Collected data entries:
┄┄┄┄┄┄

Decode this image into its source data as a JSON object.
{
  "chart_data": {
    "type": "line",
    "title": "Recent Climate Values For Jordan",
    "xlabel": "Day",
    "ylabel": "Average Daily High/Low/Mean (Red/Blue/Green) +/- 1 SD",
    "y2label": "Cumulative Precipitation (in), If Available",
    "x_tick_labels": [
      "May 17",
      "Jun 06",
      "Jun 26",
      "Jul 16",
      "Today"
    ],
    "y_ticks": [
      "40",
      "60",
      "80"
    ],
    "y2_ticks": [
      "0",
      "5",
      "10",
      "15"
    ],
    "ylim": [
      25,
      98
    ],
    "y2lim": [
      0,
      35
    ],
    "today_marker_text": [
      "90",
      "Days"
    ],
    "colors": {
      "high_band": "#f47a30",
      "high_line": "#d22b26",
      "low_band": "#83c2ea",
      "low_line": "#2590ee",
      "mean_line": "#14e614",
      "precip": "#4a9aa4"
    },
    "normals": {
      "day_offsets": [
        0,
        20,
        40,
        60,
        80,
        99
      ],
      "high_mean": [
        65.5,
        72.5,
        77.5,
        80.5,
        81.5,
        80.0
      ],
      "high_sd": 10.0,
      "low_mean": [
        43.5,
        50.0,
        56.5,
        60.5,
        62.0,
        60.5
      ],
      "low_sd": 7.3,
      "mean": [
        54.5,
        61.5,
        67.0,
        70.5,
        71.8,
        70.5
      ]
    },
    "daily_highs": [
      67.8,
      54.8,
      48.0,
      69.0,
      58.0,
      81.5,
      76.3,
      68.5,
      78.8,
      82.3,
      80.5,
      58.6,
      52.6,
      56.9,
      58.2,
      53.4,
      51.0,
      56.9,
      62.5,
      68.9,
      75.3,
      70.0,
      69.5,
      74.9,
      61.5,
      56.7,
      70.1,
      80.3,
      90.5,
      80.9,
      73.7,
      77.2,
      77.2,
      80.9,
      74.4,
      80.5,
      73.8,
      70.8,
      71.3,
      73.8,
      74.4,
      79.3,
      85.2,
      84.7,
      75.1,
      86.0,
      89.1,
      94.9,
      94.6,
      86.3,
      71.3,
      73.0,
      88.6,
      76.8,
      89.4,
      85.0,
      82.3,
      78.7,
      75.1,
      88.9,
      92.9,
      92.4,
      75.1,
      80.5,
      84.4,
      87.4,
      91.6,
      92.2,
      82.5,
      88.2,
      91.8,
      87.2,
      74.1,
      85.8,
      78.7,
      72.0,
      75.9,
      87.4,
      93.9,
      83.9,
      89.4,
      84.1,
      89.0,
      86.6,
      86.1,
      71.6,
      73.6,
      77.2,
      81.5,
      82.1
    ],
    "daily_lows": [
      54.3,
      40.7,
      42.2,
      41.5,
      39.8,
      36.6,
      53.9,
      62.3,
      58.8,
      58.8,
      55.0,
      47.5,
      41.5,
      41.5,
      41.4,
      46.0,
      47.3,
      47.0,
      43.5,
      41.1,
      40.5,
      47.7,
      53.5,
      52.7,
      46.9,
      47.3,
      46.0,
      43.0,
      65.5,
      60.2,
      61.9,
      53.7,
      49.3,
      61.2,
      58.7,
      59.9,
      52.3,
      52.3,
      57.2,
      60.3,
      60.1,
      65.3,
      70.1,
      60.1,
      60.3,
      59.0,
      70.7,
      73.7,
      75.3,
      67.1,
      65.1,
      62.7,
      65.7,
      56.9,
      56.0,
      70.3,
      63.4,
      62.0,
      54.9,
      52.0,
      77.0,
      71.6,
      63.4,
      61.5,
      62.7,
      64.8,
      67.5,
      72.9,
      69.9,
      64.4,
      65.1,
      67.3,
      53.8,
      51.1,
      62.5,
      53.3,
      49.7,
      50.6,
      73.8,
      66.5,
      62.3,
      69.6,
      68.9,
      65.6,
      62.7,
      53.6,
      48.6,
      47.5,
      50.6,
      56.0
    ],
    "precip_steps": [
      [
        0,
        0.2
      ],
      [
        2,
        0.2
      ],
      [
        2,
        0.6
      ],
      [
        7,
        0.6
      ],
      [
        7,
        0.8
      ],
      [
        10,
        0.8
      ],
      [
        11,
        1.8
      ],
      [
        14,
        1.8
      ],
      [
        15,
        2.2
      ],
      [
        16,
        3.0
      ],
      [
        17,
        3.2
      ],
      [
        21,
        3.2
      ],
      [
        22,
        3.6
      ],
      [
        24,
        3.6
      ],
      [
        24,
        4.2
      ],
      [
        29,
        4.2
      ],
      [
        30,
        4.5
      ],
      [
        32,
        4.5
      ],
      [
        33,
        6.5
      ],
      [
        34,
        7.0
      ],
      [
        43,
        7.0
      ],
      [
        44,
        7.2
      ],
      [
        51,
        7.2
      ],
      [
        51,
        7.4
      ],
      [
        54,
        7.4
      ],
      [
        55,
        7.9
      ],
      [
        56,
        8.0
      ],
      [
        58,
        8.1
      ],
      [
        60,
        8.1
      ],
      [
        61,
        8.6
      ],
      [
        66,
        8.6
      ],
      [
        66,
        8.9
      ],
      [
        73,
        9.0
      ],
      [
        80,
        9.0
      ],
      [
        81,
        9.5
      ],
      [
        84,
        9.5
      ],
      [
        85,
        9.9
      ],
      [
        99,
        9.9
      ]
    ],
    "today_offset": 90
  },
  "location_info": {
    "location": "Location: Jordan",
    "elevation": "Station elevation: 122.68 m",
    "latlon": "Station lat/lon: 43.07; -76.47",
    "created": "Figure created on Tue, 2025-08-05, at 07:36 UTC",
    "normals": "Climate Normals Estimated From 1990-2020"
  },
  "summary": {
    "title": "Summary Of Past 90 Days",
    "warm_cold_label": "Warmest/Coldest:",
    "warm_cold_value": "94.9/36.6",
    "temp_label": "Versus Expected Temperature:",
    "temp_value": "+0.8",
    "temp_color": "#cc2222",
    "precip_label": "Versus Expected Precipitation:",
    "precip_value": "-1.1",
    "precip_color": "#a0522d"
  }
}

┄┄┄┄┄┄

YOUR INSTRUCTIONS: Reproduce the data shown above exactly.

SOLUTION:
Decode this image into its source data as a JSON object.
{
  "chart_data": {
    "type": "line",
    "title": "Recent Climate Values For Jordan",
    "xlabel": "Day",
    "ylabel": "Average Daily High/Low/Mean (Red/Blue/Green) +/- 1 SD",
    "y2label": "Cumulative Precipitation (in), If Available",
    "x_tick_labels": [
      "May 17",
      "Jun 06",
      "Jun 26",
      "Jul 16",
      "Today"
    ],
    "y_ticks": [
      "40",
      "60",
      "80"
    ],
    "y2_ticks": [
      "0",
      "5",
      "10",
      "15"
    ],
    "ylim": [
      25,
      98
    ],
    "y2lim": [
      0,
      35
    ],
    "today_marker_text": [
      "90",
      "Days"
    ],
    "colors": {
      "high_band": "#f47a30",
      "high_line": "#d22b26",
      "low_band": "#83c2ea",
      "low_line": "#2590ee",
      "mean_line": "#14e614",
      "precip": "#4a9aa4"
    },
    "normals": {
      "day_offsets": [
        0,
        20,
        40,
        60,
        80,
        99
      ],
      "high_mean": [
        65.5,
        72.5,
        77.5,
        80.5,
        81.5,
        80.0
      ],
      "high_sd": 10.0,
      "low_mean": [
        43.5,
        50.0,
        56.5,
        60.5,
        62.0,
        60.5
      ],
      "low_sd": 7.3,
      "mean": [
        54.5,
        61.5,
        67.0,
        70.5,
        71.8,
        70.5
      ]
    },
    "daily_highs": [
      67.8,
      54.8,
      48.0,
      69.0,
      58.0,
      81.5,
      76.3,
      68.5,
      78.8,
      82.3,
      80.5,
      58.6,
      52.6,
      56.9,
      58.2,
      53.4,
      51.0,
      56.9,
      62.5,
      68.9,
      75.3,
      70.0,
      69.5,
      74.9,
      61.5,
      56.7,
      70.1,
      80.3,
      90.5,
      80.9,
      73.7,
      77.2,
      77.2,
      80.9,
      74.4,
      80.5,
      73.8,
      70.8,
      71.3,
      73.8,
      74.4,
      79.3,
      85.2,
      84.7,
      75.1,
      86.0,
      89.1,
      94.9,
      94.6,
      86.3,
      71.3,
      73.0,
      88.6,
      76.8,
      89.4,
      85.0,
      82.3,
      78.7,
      75.1,
      88.9,
      92.9,
      92.4,
      75.1,
      80.5,
      84.4,
      87.4,
      91.6,
      92.2,
      82.5,
      88.2,
      91.8,
      87.2,
      74.1,
      85.8,
      78.7,
      72.0,
      75.9,
      87.4,
      93.9,
      83.9,
      89.4,
      84.1,
      89.0,
      86.6,
      86.1,
      71.6,
      73.6,
      77.2,
      81.5,
      82.1
    ],
    "daily_lows": [
      54.3,
      40.7,
      42.2,
      41.5,
      39.8,
      36.6,
      53.9,
      62.3,
      58.8,
      58.8,
      55.0,
      47.5,
      41.5,
      41.5,
      41.4,
      46.0,
      47.3,
      47.0,
      43.5,
      41.1,
      40.5,
      47.7,
      53.5,
      52.7,
      46.9,
      47.3,
      46.0,
      43.0,
      65.5,
      60.2,
      61.9,
      53.7,
      49.3,
      61.2,
      58.7,
      59.9,
      52.3,
      52.3,
      57.2,
      60.3,
      60.1,
      65.3,
      70.1,
      60.1,
      60.3,
      59.0,
      70.7,
      73.7,
      75.3,
      67.1,
      65.1,
      62.7,
      65.7,
      56.9,
      56.0,
      70.3,
      63.4,
      62.0,
      54.9,
      52.0,
      77.0,
      71.6,
      63.4,
      61.5,
      62.7,
      64.8,
      67.5,
      72.9,
      69.9,
      64.4,
      65.1,
      67.3,
      53.8,
      51.1,
      62.5,
      53.3,
      49.7,
      50.6,
      73.8,
      66.5,
      62.3,
      69.6,
      68.9,
      65.6,
      62.7,
      53.6,
      48.6,
      47.5,
      50.6,
      56.0
    ],
    "precip_steps": [
      [
        0,
        0.2
      ],
      [
        2,
        0.2
      ],
      [
        2,
        0.6
      ],
      [
        7,
        0.6
      ],
      [
        7,
        0.8
      ],
      [
        10,
        0.8
      ],
      [
        11,
        1.8
      ],
      [
        14,
        1.8
      ],
      [
        15,
        2.2
      ],
      [
        16,
        3.0
      ],
      [
        17,
        3.2
      ],
      [
        21,
        3.2
      ],
      [
        22,
        3.6
      ],
      [
        24,
        3.6
      ],
      [
        24,
        4.2
      ],
      [
        29,
        4.2
      ],
      [
        30,
        4.5
      ],
      [
        32,
        4.5
      ],
      [
        33,
        6.5
      ],
      [
        34,
        7.0
      ],
      [
        43,
        7.0
      ],
      [
        44,
        7.2
      ],
      [
        51,
        7.2
      ],
      [
        51,
        7.4
      ],
      [
        54,
        7.4
      ],
      [
        55,
        7.9
      ],
      [
        56,
        8.0
      ],
      [
        58,
        8.1
      ],
      [
        60,
        8.1
      ],
      [
        61,
        8.6
      ],
      [
        66,
        8.6
      ],
      [
        66,
        8.9
      ],
      [
        73,
        9.0
      ],
      [
        80,
        9.0
      ],
      [
        81,
        9.5
      ],
      [
        84,
        9.5
      ],
      [
        85,
        9.9
      ],
      [
        99,
        9.9
      ]
    ],
    "today_offset": 90
  },
  "location_info": {
    "location": "Location: Jordan",
    "elevation": "Station elevation: 122.68 m",
    "latlon": "Station lat/lon: 43.07; -76.47",
    "created": "Figure created on Tue, 2025-08-05, at 07:36 UTC",
    "normals": "Climate Normals Estimated From 1990-2020"
  },
  "summary": {
    "title": "Summary Of Past 90 Days",
    "warm_cold_label": "Warmest/Coldest:",
    "warm_cold_value": "94.9/36.6",
    "temp_label": "Versus Expected Temperature:",
    "temp_value": "+0.8",
    "temp_color": "#cc2222",
    "precip_label": "Versus Expected Precipitation:",
    "precip_value": "-1.1",
    "precip_color": "#a0522d"
  }
}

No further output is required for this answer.